◆ What is expected ◆
Search the listing below for the string "value" and copy every line where it occurs.

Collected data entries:
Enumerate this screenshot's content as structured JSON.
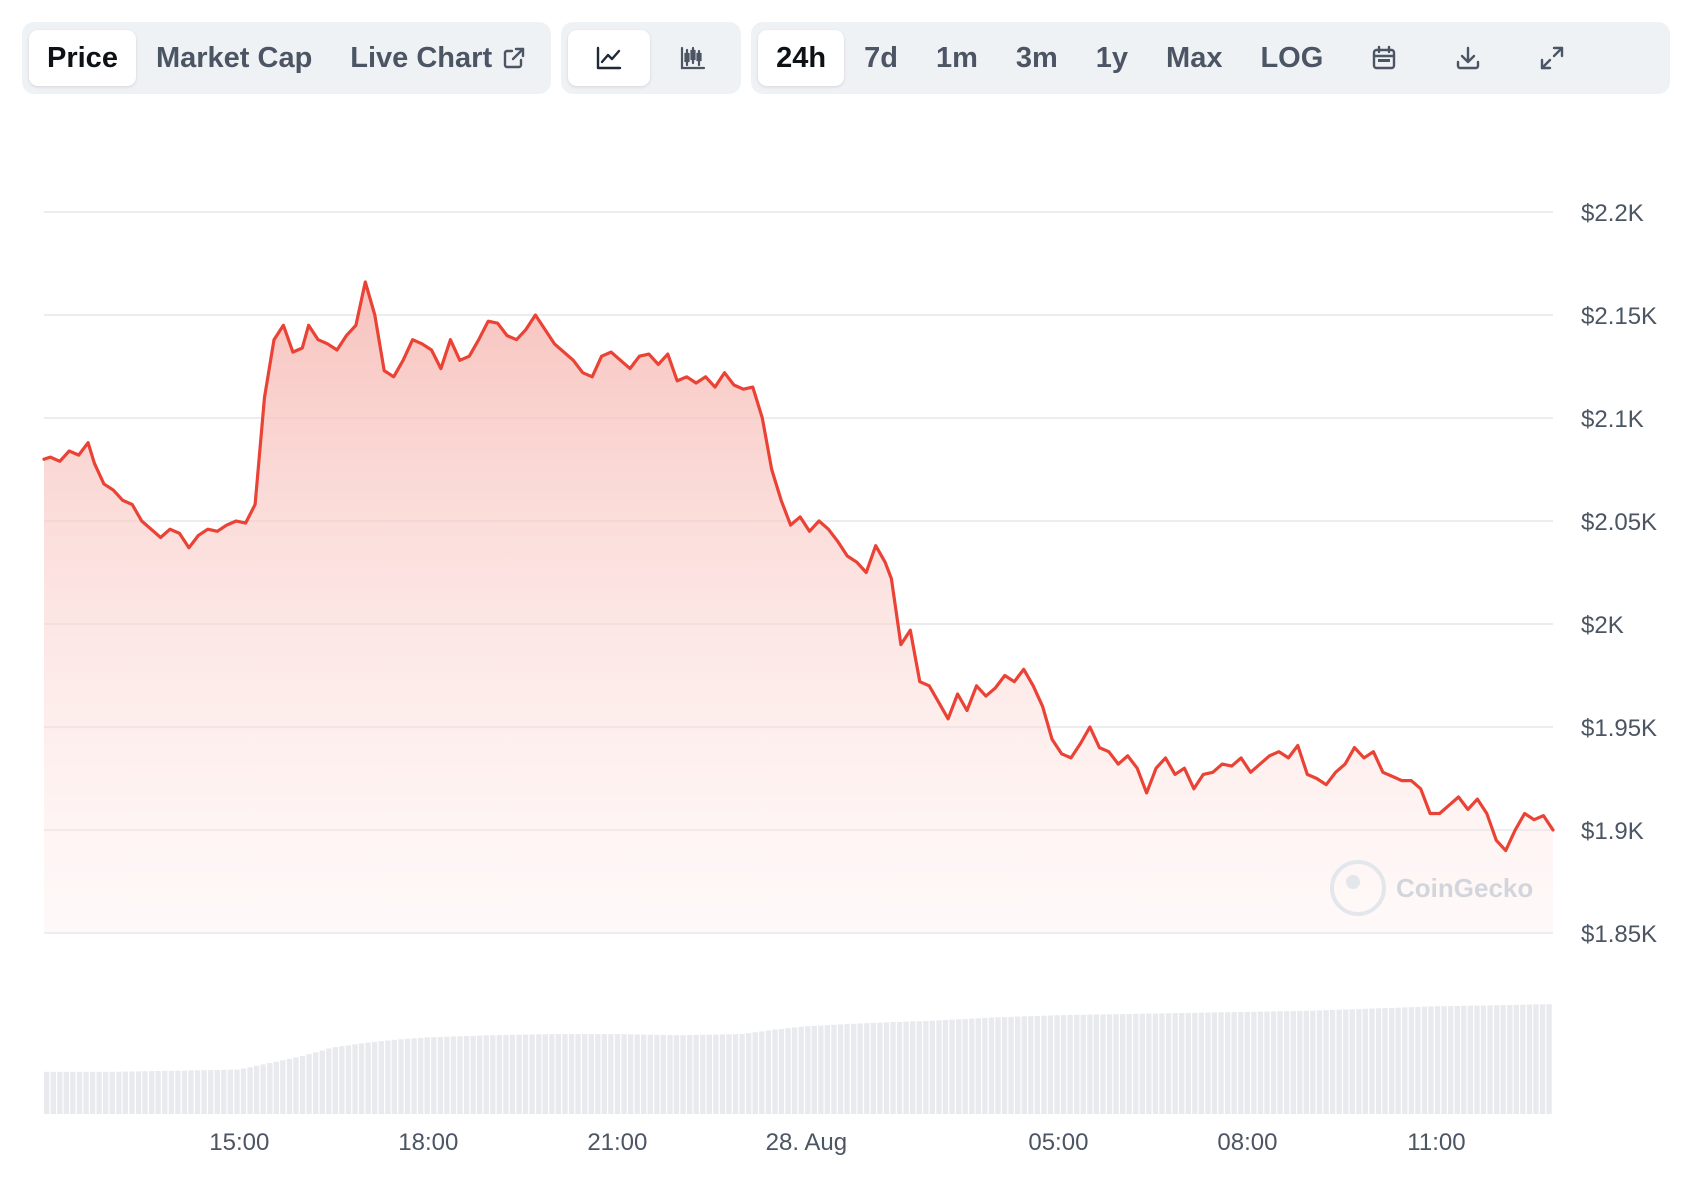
{
  "toolbar": {
    "metric_tabs": [
      {
        "label": "Price",
        "active": true
      },
      {
        "label": "Market Cap",
        "active": false
      },
      {
        "label": "Live Chart",
        "active": false,
        "icon": "external-link-icon"
      }
    ],
    "chart_type_icons": [
      {
        "icon": "line-chart-icon",
        "active": true
      },
      {
        "icon": "candlestick-chart-icon",
        "active": false
      }
    ],
    "ranges": [
      {
        "label": "24h",
        "active": true
      },
      {
        "label": "7d",
        "active": false
      },
      {
        "label": "1m",
        "active": false
      },
      {
        "label": "3m",
        "active": false
      },
      {
        "label": "1y",
        "active": false
      },
      {
        "label": "Max",
        "active": false
      },
      {
        "label": "LOG",
        "active": false
      }
    ],
    "tool_icons": [
      "calendar-icon",
      "download-icon",
      "fullscreen-icon"
    ]
  },
  "watermark": "CoinGecko",
  "colors": {
    "line": "#ea4335",
    "area_top": "#f6b8b2",
    "grid": "#e5e7eb",
    "volume": "#e8eaee",
    "text": "#4b5563"
  },
  "chart_data": {
    "type": "area",
    "x_unit": "hours",
    "xlim": [
      12.9,
      36.85
    ],
    "ylim": [
      1850,
      2200
    ],
    "y_ticks": [
      2200,
      2150,
      2100,
      2050,
      2000,
      1950,
      1900,
      1850
    ],
    "y_tick_labels": [
      "$2.2K",
      "$2.15K",
      "$2.1K",
      "$2.05K",
      "$2K",
      "$1.95K",
      "$1.9K",
      "$1.85K"
    ],
    "x_ticks": [
      {
        "value": 16,
        "label": "15:00"
      },
      {
        "value": 19,
        "label": "18:00"
      },
      {
        "value": 22,
        "label": "21:00"
      },
      {
        "value": 25,
        "label": "28. Aug"
      },
      {
        "value": 29,
        "label": "05:00"
      },
      {
        "value": 32,
        "label": "08:00"
      },
      {
        "value": 35,
        "label": "11:00"
      }
    ],
    "grid": true,
    "series": [
      {
        "points": [
          [
            12.9,
            2080
          ],
          [
            13.0,
            2081
          ],
          [
            13.15,
            2079
          ],
          [
            13.3,
            2084
          ],
          [
            13.45,
            2082
          ],
          [
            13.6,
            2088
          ],
          [
            13.7,
            2078
          ],
          [
            13.85,
            2068
          ],
          [
            14.0,
            2065
          ],
          [
            14.15,
            2060
          ],
          [
            14.3,
            2058
          ],
          [
            14.45,
            2050
          ],
          [
            14.6,
            2046
          ],
          [
            14.75,
            2042
          ],
          [
            14.9,
            2046
          ],
          [
            15.05,
            2044
          ],
          [
            15.2,
            2037
          ],
          [
            15.35,
            2043
          ],
          [
            15.5,
            2046
          ],
          [
            15.65,
            2045
          ],
          [
            15.8,
            2048
          ],
          [
            15.95,
            2050
          ],
          [
            16.1,
            2049
          ],
          [
            16.25,
            2058
          ],
          [
            16.4,
            2110
          ],
          [
            16.55,
            2138
          ],
          [
            16.7,
            2145
          ],
          [
            16.85,
            2132
          ],
          [
            17.0,
            2134
          ],
          [
            17.1,
            2145
          ],
          [
            17.25,
            2138
          ],
          [
            17.4,
            2136
          ],
          [
            17.55,
            2133
          ],
          [
            17.7,
            2140
          ],
          [
            17.85,
            2145
          ],
          [
            18.0,
            2166
          ],
          [
            18.15,
            2150
          ],
          [
            18.3,
            2123
          ],
          [
            18.45,
            2120
          ],
          [
            18.6,
            2128
          ],
          [
            18.75,
            2138
          ],
          [
            18.9,
            2136
          ],
          [
            19.05,
            2133
          ],
          [
            19.2,
            2124
          ],
          [
            19.35,
            2138
          ],
          [
            19.5,
            2128
          ],
          [
            19.65,
            2130
          ],
          [
            19.8,
            2138
          ],
          [
            19.95,
            2147
          ],
          [
            20.1,
            2146
          ],
          [
            20.25,
            2140
          ],
          [
            20.4,
            2138
          ],
          [
            20.55,
            2143
          ],
          [
            20.7,
            2150
          ],
          [
            20.85,
            2143
          ],
          [
            21.0,
            2136
          ],
          [
            21.15,
            2132
          ],
          [
            21.3,
            2128
          ],
          [
            21.45,
            2122
          ],
          [
            21.6,
            2120
          ],
          [
            21.75,
            2130
          ],
          [
            21.9,
            2132
          ],
          [
            22.05,
            2128
          ],
          [
            22.2,
            2124
          ],
          [
            22.35,
            2130
          ],
          [
            22.5,
            2131
          ],
          [
            22.65,
            2126
          ],
          [
            22.8,
            2131
          ],
          [
            22.95,
            2118
          ],
          [
            23.1,
            2120
          ],
          [
            23.25,
            2117
          ],
          [
            23.4,
            2120
          ],
          [
            23.55,
            2115
          ],
          [
            23.7,
            2122
          ],
          [
            23.85,
            2116
          ],
          [
            24.0,
            2114
          ],
          [
            24.15,
            2115
          ],
          [
            24.3,
            2100
          ],
          [
            24.45,
            2075
          ],
          [
            24.6,
            2060
          ],
          [
            24.75,
            2048
          ],
          [
            24.9,
            2052
          ],
          [
            25.05,
            2045
          ],
          [
            25.2,
            2050
          ],
          [
            25.35,
            2046
          ],
          [
            25.5,
            2040
          ],
          [
            25.65,
            2033
          ],
          [
            25.8,
            2030
          ],
          [
            25.95,
            2025
          ],
          [
            26.1,
            2038
          ],
          [
            26.25,
            2030
          ],
          [
            26.35,
            2022
          ],
          [
            26.5,
            1990
          ],
          [
            26.65,
            1997
          ],
          [
            26.8,
            1972
          ],
          [
            26.95,
            1970
          ],
          [
            27.1,
            1962
          ],
          [
            27.25,
            1954
          ],
          [
            27.4,
            1966
          ],
          [
            27.55,
            1958
          ],
          [
            27.7,
            1970
          ],
          [
            27.85,
            1965
          ],
          [
            28.0,
            1969
          ],
          [
            28.15,
            1975
          ],
          [
            28.3,
            1972
          ],
          [
            28.45,
            1978
          ],
          [
            28.6,
            1970
          ],
          [
            28.75,
            1960
          ],
          [
            28.9,
            1944
          ],
          [
            29.05,
            1937
          ],
          [
            29.2,
            1935
          ],
          [
            29.35,
            1942
          ],
          [
            29.5,
            1950
          ],
          [
            29.65,
            1940
          ],
          [
            29.8,
            1938
          ],
          [
            29.95,
            1932
          ],
          [
            30.1,
            1936
          ],
          [
            30.25,
            1930
          ],
          [
            30.4,
            1918
          ],
          [
            30.55,
            1930
          ],
          [
            30.7,
            1935
          ],
          [
            30.85,
            1927
          ],
          [
            31.0,
            1930
          ],
          [
            31.15,
            1920
          ],
          [
            31.3,
            1927
          ],
          [
            31.45,
            1928
          ],
          [
            31.6,
            1932
          ],
          [
            31.75,
            1931
          ],
          [
            31.9,
            1935
          ],
          [
            32.05,
            1928
          ],
          [
            32.2,
            1932
          ],
          [
            32.35,
            1936
          ],
          [
            32.5,
            1938
          ],
          [
            32.65,
            1935
          ],
          [
            32.8,
            1941
          ],
          [
            32.95,
            1927
          ],
          [
            33.1,
            1925
          ],
          [
            33.25,
            1922
          ],
          [
            33.4,
            1928
          ],
          [
            33.55,
            1932
          ],
          [
            33.7,
            1940
          ],
          [
            33.85,
            1935
          ],
          [
            34.0,
            1938
          ],
          [
            34.15,
            1928
          ],
          [
            34.3,
            1926
          ],
          [
            34.45,
            1924
          ],
          [
            34.6,
            1924
          ],
          [
            34.75,
            1920
          ],
          [
            34.9,
            1908
          ],
          [
            35.05,
            1908
          ],
          [
            35.2,
            1912
          ],
          [
            35.35,
            1916
          ],
          [
            35.5,
            1910
          ],
          [
            35.65,
            1915
          ],
          [
            35.8,
            1908
          ],
          [
            35.95,
            1895
          ],
          [
            36.1,
            1890
          ],
          [
            36.25,
            1900
          ],
          [
            36.4,
            1908
          ],
          [
            36.55,
            1905
          ],
          [
            36.7,
            1907
          ],
          [
            36.85,
            1900
          ]
        ]
      }
    ],
    "volume_relative": [
      [
        12.9,
        0.38
      ],
      [
        14.0,
        0.38
      ],
      [
        15.0,
        0.39
      ],
      [
        16.0,
        0.4
      ],
      [
        16.5,
        0.46
      ],
      [
        17.0,
        0.52
      ],
      [
        17.5,
        0.6
      ],
      [
        18.0,
        0.64
      ],
      [
        18.5,
        0.67
      ],
      [
        19.0,
        0.69
      ],
      [
        20.0,
        0.71
      ],
      [
        21.0,
        0.72
      ],
      [
        22.0,
        0.72
      ],
      [
        23.0,
        0.71
      ],
      [
        24.0,
        0.72
      ],
      [
        24.5,
        0.76
      ],
      [
        25.0,
        0.79
      ],
      [
        26.0,
        0.82
      ],
      [
        27.0,
        0.84
      ],
      [
        28.0,
        0.87
      ],
      [
        29.0,
        0.89
      ],
      [
        30.0,
        0.9
      ],
      [
        31.0,
        0.91
      ],
      [
        32.0,
        0.92
      ],
      [
        33.0,
        0.93
      ],
      [
        34.0,
        0.95
      ],
      [
        35.0,
        0.97
      ],
      [
        36.0,
        0.98
      ],
      [
        36.85,
        0.99
      ]
    ]
  }
}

◆ Written response ◆
        "value": 16,
        "value": 19,
        "value": 22,
        "value": 25,
        "value": 29,
        "value": 32,
        "value": 35,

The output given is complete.